* START Stored data *

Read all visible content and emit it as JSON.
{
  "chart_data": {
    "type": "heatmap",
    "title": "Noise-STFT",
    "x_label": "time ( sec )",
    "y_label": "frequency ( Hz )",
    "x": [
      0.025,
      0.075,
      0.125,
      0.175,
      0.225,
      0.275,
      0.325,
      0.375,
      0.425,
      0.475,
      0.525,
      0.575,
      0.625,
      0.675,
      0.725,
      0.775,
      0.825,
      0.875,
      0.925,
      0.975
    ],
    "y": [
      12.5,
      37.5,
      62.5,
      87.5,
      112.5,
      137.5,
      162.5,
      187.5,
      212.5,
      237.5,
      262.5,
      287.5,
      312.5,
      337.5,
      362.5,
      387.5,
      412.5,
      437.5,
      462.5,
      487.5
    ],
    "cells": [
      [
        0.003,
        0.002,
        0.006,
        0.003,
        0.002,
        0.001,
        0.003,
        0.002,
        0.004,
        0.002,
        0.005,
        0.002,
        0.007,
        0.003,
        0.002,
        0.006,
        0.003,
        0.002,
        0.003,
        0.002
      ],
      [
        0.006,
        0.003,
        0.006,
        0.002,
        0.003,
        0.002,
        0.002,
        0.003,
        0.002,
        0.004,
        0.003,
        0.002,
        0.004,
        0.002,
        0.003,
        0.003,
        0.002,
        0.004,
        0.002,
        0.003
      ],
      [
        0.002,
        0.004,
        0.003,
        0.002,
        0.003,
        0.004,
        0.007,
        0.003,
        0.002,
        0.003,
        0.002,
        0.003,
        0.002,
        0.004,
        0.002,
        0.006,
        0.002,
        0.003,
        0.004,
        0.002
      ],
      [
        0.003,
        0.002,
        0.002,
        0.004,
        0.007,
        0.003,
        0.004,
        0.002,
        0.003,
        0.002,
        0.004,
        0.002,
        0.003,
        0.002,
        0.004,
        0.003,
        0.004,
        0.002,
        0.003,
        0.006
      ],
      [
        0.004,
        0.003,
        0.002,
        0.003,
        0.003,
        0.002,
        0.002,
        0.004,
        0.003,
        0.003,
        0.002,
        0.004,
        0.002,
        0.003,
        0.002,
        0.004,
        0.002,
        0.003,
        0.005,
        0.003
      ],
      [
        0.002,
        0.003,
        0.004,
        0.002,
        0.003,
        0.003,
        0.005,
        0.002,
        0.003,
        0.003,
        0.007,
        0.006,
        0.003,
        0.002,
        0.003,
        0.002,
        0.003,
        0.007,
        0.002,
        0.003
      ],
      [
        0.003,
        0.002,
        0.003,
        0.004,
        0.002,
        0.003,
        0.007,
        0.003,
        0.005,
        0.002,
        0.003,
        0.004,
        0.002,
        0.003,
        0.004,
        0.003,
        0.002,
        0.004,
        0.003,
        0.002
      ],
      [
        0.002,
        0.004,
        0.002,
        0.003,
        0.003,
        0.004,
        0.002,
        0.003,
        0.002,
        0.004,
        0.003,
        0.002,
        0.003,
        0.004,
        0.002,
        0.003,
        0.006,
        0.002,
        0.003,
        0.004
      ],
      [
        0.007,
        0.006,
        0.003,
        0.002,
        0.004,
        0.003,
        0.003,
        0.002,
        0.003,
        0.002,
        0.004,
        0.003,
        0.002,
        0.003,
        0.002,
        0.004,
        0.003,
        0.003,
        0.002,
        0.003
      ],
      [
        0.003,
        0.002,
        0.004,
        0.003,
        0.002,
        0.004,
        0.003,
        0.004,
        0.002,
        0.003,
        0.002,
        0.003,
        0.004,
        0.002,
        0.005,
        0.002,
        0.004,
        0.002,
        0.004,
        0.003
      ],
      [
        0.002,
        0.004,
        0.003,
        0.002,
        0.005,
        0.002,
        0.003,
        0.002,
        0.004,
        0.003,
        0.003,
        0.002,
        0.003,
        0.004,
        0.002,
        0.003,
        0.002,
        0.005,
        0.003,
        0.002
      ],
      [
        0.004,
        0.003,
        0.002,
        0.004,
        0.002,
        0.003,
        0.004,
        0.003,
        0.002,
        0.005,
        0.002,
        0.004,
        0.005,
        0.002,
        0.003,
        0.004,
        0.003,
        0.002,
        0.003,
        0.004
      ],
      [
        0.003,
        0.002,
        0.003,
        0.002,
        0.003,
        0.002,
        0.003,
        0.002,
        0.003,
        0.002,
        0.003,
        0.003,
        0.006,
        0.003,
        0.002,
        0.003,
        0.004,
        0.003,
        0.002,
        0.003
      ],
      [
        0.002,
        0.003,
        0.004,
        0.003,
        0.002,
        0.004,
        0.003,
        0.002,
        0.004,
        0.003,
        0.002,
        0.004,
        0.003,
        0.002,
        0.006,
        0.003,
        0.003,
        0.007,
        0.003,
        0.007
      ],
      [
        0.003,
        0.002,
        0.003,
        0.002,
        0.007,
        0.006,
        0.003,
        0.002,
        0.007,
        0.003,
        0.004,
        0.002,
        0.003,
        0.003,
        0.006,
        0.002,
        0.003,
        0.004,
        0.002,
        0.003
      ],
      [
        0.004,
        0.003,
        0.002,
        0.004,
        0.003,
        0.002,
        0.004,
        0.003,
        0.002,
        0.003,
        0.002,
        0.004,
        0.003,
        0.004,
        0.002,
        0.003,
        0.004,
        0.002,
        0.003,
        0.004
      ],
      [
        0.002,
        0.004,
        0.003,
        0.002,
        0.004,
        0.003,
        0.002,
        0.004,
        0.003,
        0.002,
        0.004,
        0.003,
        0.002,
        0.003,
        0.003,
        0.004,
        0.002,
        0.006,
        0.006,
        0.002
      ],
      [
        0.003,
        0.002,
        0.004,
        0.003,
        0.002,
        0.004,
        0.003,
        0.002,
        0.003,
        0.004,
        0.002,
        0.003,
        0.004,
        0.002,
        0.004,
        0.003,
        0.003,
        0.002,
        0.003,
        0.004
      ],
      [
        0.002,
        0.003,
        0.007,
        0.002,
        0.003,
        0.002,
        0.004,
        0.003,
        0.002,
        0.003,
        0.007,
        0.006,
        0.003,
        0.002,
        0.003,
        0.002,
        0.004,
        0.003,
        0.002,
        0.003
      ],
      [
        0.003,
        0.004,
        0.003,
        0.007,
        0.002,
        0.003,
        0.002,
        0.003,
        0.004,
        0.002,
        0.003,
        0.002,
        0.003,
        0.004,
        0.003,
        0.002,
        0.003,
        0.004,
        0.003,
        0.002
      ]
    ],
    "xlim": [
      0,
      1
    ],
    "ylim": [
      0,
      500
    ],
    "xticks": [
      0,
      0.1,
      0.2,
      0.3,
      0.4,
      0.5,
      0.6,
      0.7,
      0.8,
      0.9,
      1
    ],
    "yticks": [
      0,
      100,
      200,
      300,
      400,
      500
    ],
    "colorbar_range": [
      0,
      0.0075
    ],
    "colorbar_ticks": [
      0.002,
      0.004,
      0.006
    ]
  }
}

* END Stored data *

» **Goal**:
Reproduce every line of the material above exactly.

» **Output below**:
Read all visible content and emit it as JSON.
{
  "chart_data": {
    "type": "heatmap",
    "title": "Noise-STFT",
    "x_label": "time ( sec )",
    "y_label": "frequency ( Hz )",
    "x": [
      0.025,
      0.075,
      0.125,
      0.175,
      0.225,
      0.275,
      0.325,
      0.375,
      0.425,
      0.475,
      0.525,
      0.575,
      0.625,
      0.675,
      0.725,
      0.775,
      0.825,
      0.875,
      0.925,
      0.975
    ],
    "y": [
      12.5,
      37.5,
      62.5,
      87.5,
      112.5,
      137.5,
      162.5,
      187.5,
      212.5,
      237.5,
      262.5,
      287.5,
      312.5,
      337.5,
      362.5,
      387.5,
      412.5,
      437.5,
      462.5,
      487.5
    ],
    "cells": [
      [
        0.003,
        0.002,
        0.006,
        0.003,
        0.002,
        0.001,
        0.003,
        0.002,
        0.004,
        0.002,
        0.005,
        0.002,
        0.007,
        0.003,
        0.002,
        0.006,
        0.003,
        0.002,
        0.003,
        0.002
      ],
      [
        0.006,
        0.003,
        0.006,
        0.002,
        0.003,
        0.002,
        0.002,
        0.003,
        0.002,
        0.004,
        0.003,
        0.002,
        0.004,
        0.002,
        0.003,
        0.003,
        0.002,
        0.004,
        0.002,
        0.003
      ],
      [
        0.002,
        0.004,
        0.003,
        0.002,
        0.003,
        0.004,
        0.007,
        0.003,
        0.002,
        0.003,
        0.002,
        0.003,
        0.002,
        0.004,
        0.002,
        0.006,
        0.002,
        0.003,
        0.004,
        0.002
      ],
      [
        0.003,
        0.002,
        0.002,
        0.004,
        0.007,
        0.003,
        0.004,
        0.002,
        0.003,
        0.002,
        0.004,
        0.002,
        0.003,
        0.002,
        0.004,
        0.003,
        0.004,
        0.002,
        0.003,
        0.006
      ],
      [
        0.004,
        0.003,
        0.002,
        0.003,
        0.003,
        0.002,
        0.002,
        0.004,
        0.003,
        0.003,
        0.002,
        0.004,
        0.002,
        0.003,
        0.002,
        0.004,
        0.002,
        0.003,
        0.005,
        0.003
      ],
      [
        0.002,
        0.003,
        0.004,
        0.002,
        0.003,
        0.003,
        0.005,
        0.002,
        0.003,
        0.003,
        0.007,
        0.006,
        0.003,
        0.002,
        0.003,
        0.002,
        0.003,
        0.007,
        0.002,
        0.003
      ],
      [
        0.003,
        0.002,
        0.003,
        0.004,
        0.002,
        0.003,
        0.007,
        0.003,
        0.005,
        0.002,
        0.003,
        0.004,
        0.002,
        0.003,
        0.004,
        0.003,
        0.002,
        0.004,
        0.003,
        0.002
      ],
      [
        0.002,
        0.004,
        0.002,
        0.003,
        0.003,
        0.004,
        0.002,
        0.003,
        0.002,
        0.004,
        0.003,
        0.002,
        0.003,
        0.004,
        0.002,
        0.003,
        0.006,
        0.002,
        0.003,
        0.004
      ],
      [
        0.007,
        0.006,
        0.003,
        0.002,
        0.004,
        0.003,
        0.003,
        0.002,
        0.003,
        0.002,
        0.004,
        0.003,
        0.002,
        0.003,
        0.002,
        0.004,
        0.003,
        0.003,
        0.002,
        0.003
      ],
      [
        0.003,
        0.002,
        0.004,
        0.003,
        0.002,
        0.004,
        0.003,
        0.004,
        0.002,
        0.003,
        0.002,
        0.003,
        0.004,
        0.002,
        0.005,
        0.002,
        0.004,
        0.002,
        0.004,
        0.003
      ],
      [
        0.002,
        0.004,
        0.003,
        0.002,
        0.005,
        0.002,
        0.003,
        0.002,
        0.004,
        0.003,
        0.003,
        0.002,
        0.003,
        0.004,
        0.002,
        0.003,
        0.002,
        0.005,
        0.003,
        0.002
      ],
      [
        0.004,
        0.003,
        0.002,
        0.004,
        0.002,
        0.003,
        0.004,
        0.003,
        0.002,
        0.005,
        0.002,
        0.004,
        0.005,
        0.002,
        0.003,
        0.004,
        0.003,
        0.002,
        0.003,
        0.004
      ],
      [
        0.003,
        0.002,
        0.003,
        0.002,
        0.003,
        0.002,
        0.003,
        0.002,
        0.003,
        0.002,
        0.003,
        0.003,
        0.006,
        0.003,
        0.002,
        0.003,
        0.004,
        0.003,
        0.002,
        0.003
      ],
      [
        0.002,
        0.003,
        0.004,
        0.003,
        0.002,
        0.004,
        0.003,
        0.002,
        0.004,
        0.003,
        0.002,
        0.004,
        0.003,
        0.002,
        0.006,
        0.003,
        0.003,
        0.007,
        0.003,
        0.007
      ],
      [
        0.003,
        0.002,
        0.003,
        0.002,
        0.007,
        0.006,
        0.003,
        0.002,
        0.007,
        0.003,
        0.004,
        0.002,
        0.003,
        0.003,
        0.006,
        0.002,
        0.003,
        0.004,
        0.002,
        0.003
      ],
      [
        0.004,
        0.003,
        0.002,
        0.004,
        0.003,
        0.002,
        0.004,
        0.003,
        0.002,
        0.003,
        0.002,
        0.004,
        0.003,
        0.004,
        0.002,
        0.003,
        0.004,
        0.002,
        0.003,
        0.004
      ],
      [
        0.002,
        0.004,
        0.003,
        0.002,
        0.004,
        0.003,
        0.002,
        0.004,
        0.003,
        0.002,
        0.004,
        0.003,
        0.002,
        0.003,
        0.003,
        0.004,
        0.002,
        0.006,
        0.006,
        0.002
      ],
      [
        0.003,
        0.002,
        0.004,
        0.003,
        0.002,
        0.004,
        0.003,
        0.002,
        0.003,
        0.004,
        0.002,
        0.003,
        0.004,
        0.002,
        0.004,
        0.003,
        0.003,
        0.002,
        0.003,
        0.004
      ],
      [
        0.002,
        0.003,
        0.007,
        0.002,
        0.003,
        0.002,
        0.004,
        0.003,
        0.002,
        0.003,
        0.007,
        0.006,
        0.003,
        0.002,
        0.003,
        0.002,
        0.004,
        0.003,
        0.002,
        0.003
      ],
      [
        0.003,
        0.004,
        0.003,
        0.007,
        0.002,
        0.003,
        0.002,
        0.003,
        0.004,
        0.002,
        0.003,
        0.002,
        0.003,
        0.004,
        0.003,
        0.002,
        0.003,
        0.004,
        0.003,
        0.002
      ]
    ],
    "xlim": [
      0,
      1
    ],
    "ylim": [
      0,
      500
    ],
    "xticks": [
      0,
      0.1,
      0.2,
      0.3,
      0.4,
      0.5,
      0.6,
      0.7,
      0.8,
      0.9,
      1
    ],
    "yticks": [
      0,
      100,
      200,
      300,
      400,
      500
    ],
    "colorbar_range": [
      0,
      0.0075
    ],
    "colorbar_ticks": [
      0.002,
      0.004,
      0.006
    ]
  }
}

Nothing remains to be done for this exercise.